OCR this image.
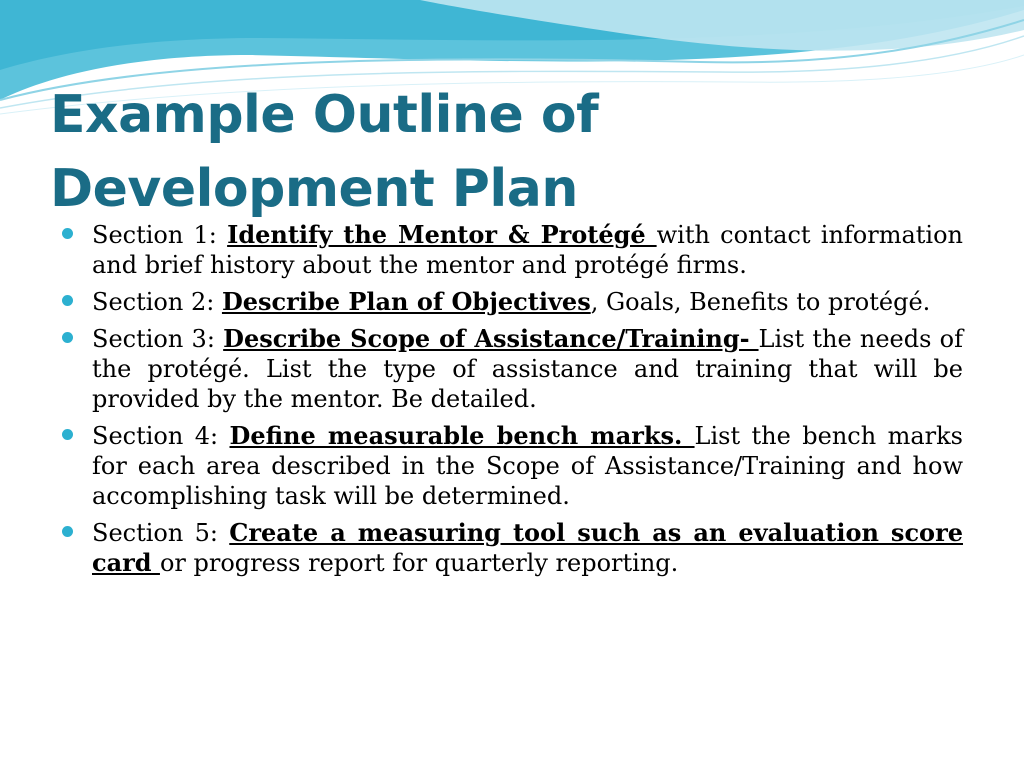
Example Outline of Development Plan
Section 1: Identify the Mentor & Protégé with contact information and brief history about the mentor and protégé firms.
Section 2: Describe Plan of Objectives, Goals, Benefits to protégé.
Section 3: Describe Scope of Assistance/Training- List the needs of the protégé. List the type of assistance and training that will be provided by the mentor. Be detailed.
Section 4: Define measurable bench marks. List the bench marks for each area described in the Scope of Assistance/Training and how accomplishing task will be determined.
Section 5: Create a measuring tool such as an evaluation score card or progress report for quarterly reporting.
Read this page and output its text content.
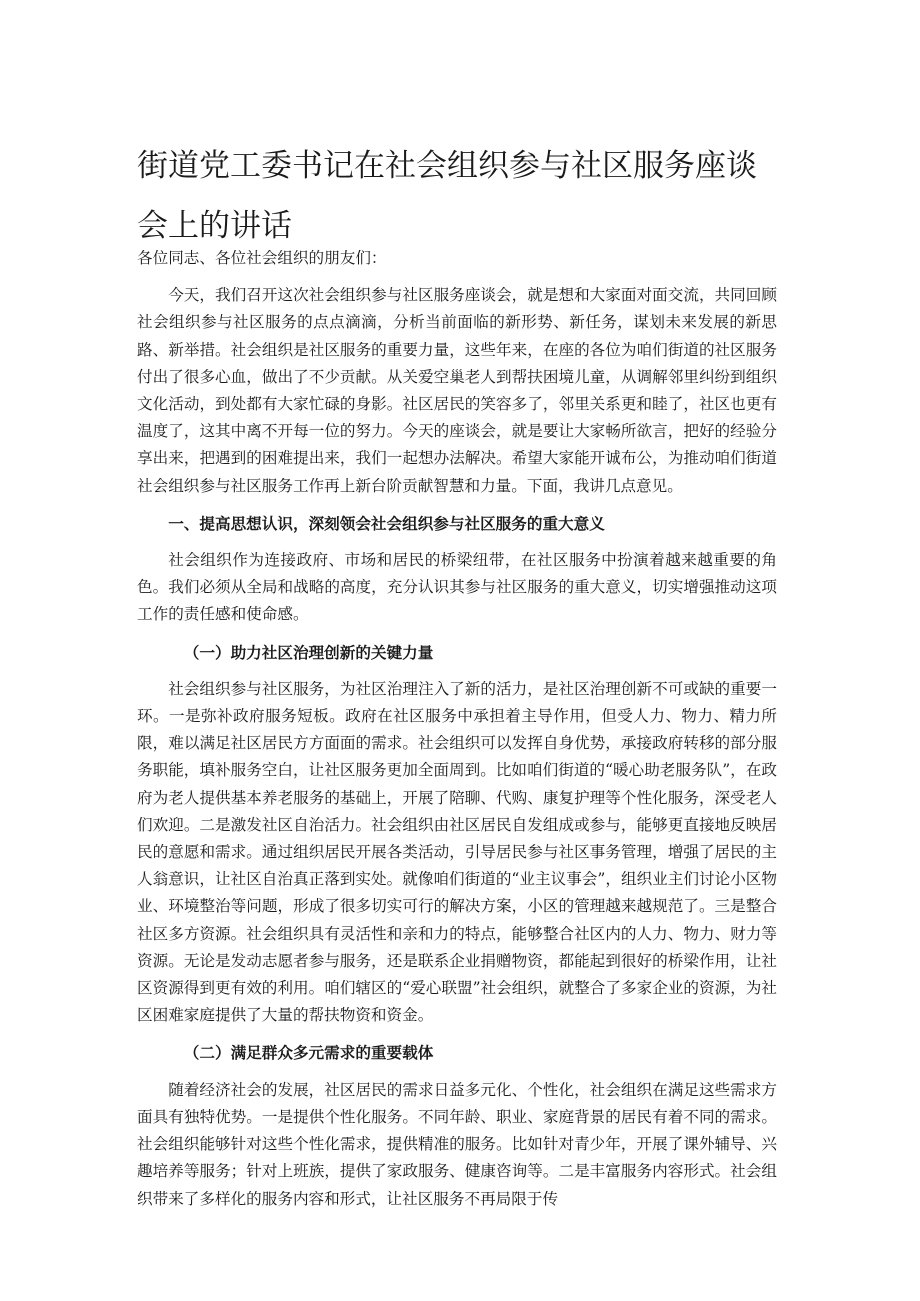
街道党工委书记在社会组织参与社区服务座谈会上的讲话

各位同志、各位社会组织的朋友们：

今天，我们召开这次社会组织参与社区服务座谈会，就是想和大家面对面交流，共同回顾社会组织参与社区服务的点点滴滴，分析当前面临的新形势、新任务，谋划未来发展的新思路、新举措。社会组织是社区服务的重要力量，这些年来，在座的各位为咱们街道的社区服务付出了很多心血，做出了不少贡献。从关爱空巢老人到帮扶困境儿童，从调解邻里纠纷到组织文化活动，到处都有大家忙碌的身影。社区居民的笑容多了，邻里关系更和睦了，社区也更有温度了，这其中离不开每一位的努力。今天的座谈会，就是要让大家畅所欲言，把好的经验分享出来，把遇到的困难提出来，我们一起想办法解决。希望大家能开诚布公，为推动咱们街道社会组织参与社区服务工作再上新台阶贡献智慧和力量。下面，我讲几点意见。

一、提高思想认识，深刻领会社会组织参与社区服务的重大意义

社会组织作为连接政府、市场和居民的桥梁纽带，在社区服务中扮演着越来越重要的角色。我们必须从全局和战略的高度，充分认识其参与社区服务的重大意义，切实增强推动这项工作的责任感和使命感。

（一）助力社区治理创新的关键力量

社会组织参与社区服务，为社区治理注入了新的活力，是社区治理创新不可或缺的重要一环。一是弥补政府服务短板。政府在社区服务中承担着主导作用，但受人力、物力、精力所限，难以满足社区居民方方面面的需求。社会组织可以发挥自身优势，承接政府转移的部分服务职能，填补服务空白，让社区服务更加全面周到。比如咱们街道的“暖心助老服务队”，在政府为老人提供基本养老服务的基础上，开展了陪聊、代购、康复护理等个性化服务，深受老人们欢迎。二是激发社区自治活力。社会组织由社区居民自发组成或参与，能够更直接地反映居民的意愿和需求。通过组织居民开展各类活动，引导居民参与社区事务管理，增强了居民的主人翁意识，让社区自治真正落到实处。就像咱们街道的“业主议事会”，组织业主们讨论小区物业、环境整治等问题，形成了很多切实可行的解决方案，小区的管理越来越规范了。三是整合社区多方资源。社会组织具有灵活性和亲和力的特点，能够整合社区内的人力、物力、财力等资源。无论是发动志愿者参与服务，还是联系企业捐赠物资，都能起到很好的桥梁作用，让社区资源得到更有效的利用。咱们辖区的“爱心联盟”社会组织，就整合了多家企业的资源，为社区困难家庭提供了大量的帮扶物资和资金。

（二）满足群众多元需求的重要载体

随着经济社会的发展，社区居民的需求日益多元化、个性化，社会组织在满足这些需求方面具有独特优势。一是提供个性化服务。不同年龄、职业、家庭背景的居民有着不同的需求。社会组织能够针对这些个性化需求，提供精准的服务。比如针对青少年，开展了课外辅导、兴趣培养等服务；针对上班族，提供了家政服务、健康咨询等。二是丰富服务内容形式。社会组织带来了多样化的服务内容和形式，让社区服务不再局限于传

────────────────────

- **Directions**: Restate word for word, please, the line containing "Read this page and output its text content." and all lines after it through the end of the material; the pictures do not belong in the copy.

- **Finished answer**:
Read this page and output its text content.
街道党工委书记在社会组织参与社区服务座谈会上的讲话

各位同志、各位社会组织的朋友们：

今天，我们召开这次社会组织参与社区服务座谈会，就是想和大家面对面交流，共同回顾社会组织参与社区服务的点点滴滴，分析当前面临的新形势、新任务，谋划未来发展的新思路、新举措。社会组织是社区服务的重要力量，这些年来，在座的各位为咱们街道的社区服务付出了很多心血，做出了不少贡献。从关爱空巢老人到帮扶困境儿童，从调解邻里纠纷到组织文化活动，到处都有大家忙碌的身影。社区居民的笑容多了，邻里关系更和睦了，社区也更有温度了，这其中离不开每一位的努力。今天的座谈会，就是要让大家畅所欲言，把好的经验分享出来，把遇到的困难提出来，我们一起想办法解决。希望大家能开诚布公，为推动咱们街道社会组织参与社区服务工作再上新台阶贡献智慧和力量。下面，我讲几点意见。

一、提高思想认识，深刻领会社会组织参与社区服务的重大意义

社会组织作为连接政府、市场和居民的桥梁纽带，在社区服务中扮演着越来越重要的角色。我们必须从全局和战略的高度，充分认识其参与社区服务的重大意义，切实增强推动这项工作的责任感和使命感。

（一）助力社区治理创新的关键力量

社会组织参与社区服务，为社区治理注入了新的活力，是社区治理创新不可或缺的重要一环。一是弥补政府服务短板。政府在社区服务中承担着主导作用，但受人力、物力、精力所限，难以满足社区居民方方面面的需求。社会组织可以发挥自身优势，承接政府转移的部分服务职能，填补服务空白，让社区服务更加全面周到。比如咱们街道的“暖心助老服务队”，在政府为老人提供基本养老服务的基础上，开展了陪聊、代购、康复护理等个性化服务，深受老人们欢迎。二是激发社区自治活力。社会组织由社区居民自发组成或参与，能够更直接地反映居民的意愿和需求。通过组织居民开展各类活动，引导居民参与社区事务管理，增强了居民的主人翁意识，让社区自治真正落到实处。就像咱们街道的“业主议事会”，组织业主们讨论小区物业、环境整治等问题，形成了很多切实可行的解决方案，小区的管理越来越规范了。三是整合社区多方资源。社会组织具有灵活性和亲和力的特点，能够整合社区内的人力、物力、财力等资源。无论是发动志愿者参与服务，还是联系企业捐赠物资，都能起到很好的桥梁作用，让社区资源得到更有效的利用。咱们辖区的“爱心联盟”社会组织，就整合了多家企业的资源，为社区困难家庭提供了大量的帮扶物资和资金。

（二）满足群众多元需求的重要载体

随着经济社会的发展，社区居民的需求日益多元化、个性化，社会组织在满足这些需求方面具有独特优势。一是提供个性化服务。不同年龄、职业、家庭背景的居民有着不同的需求。社会组织能够针对这些个性化需求，提供精准的服务。比如针对青少年，开展了课外辅导、兴趣培养等服务；针对上班族，提供了家政服务、健康咨询等。二是丰富服务内容形式。社会组织带来了多样化的服务内容和形式，让社区服务不再局限于传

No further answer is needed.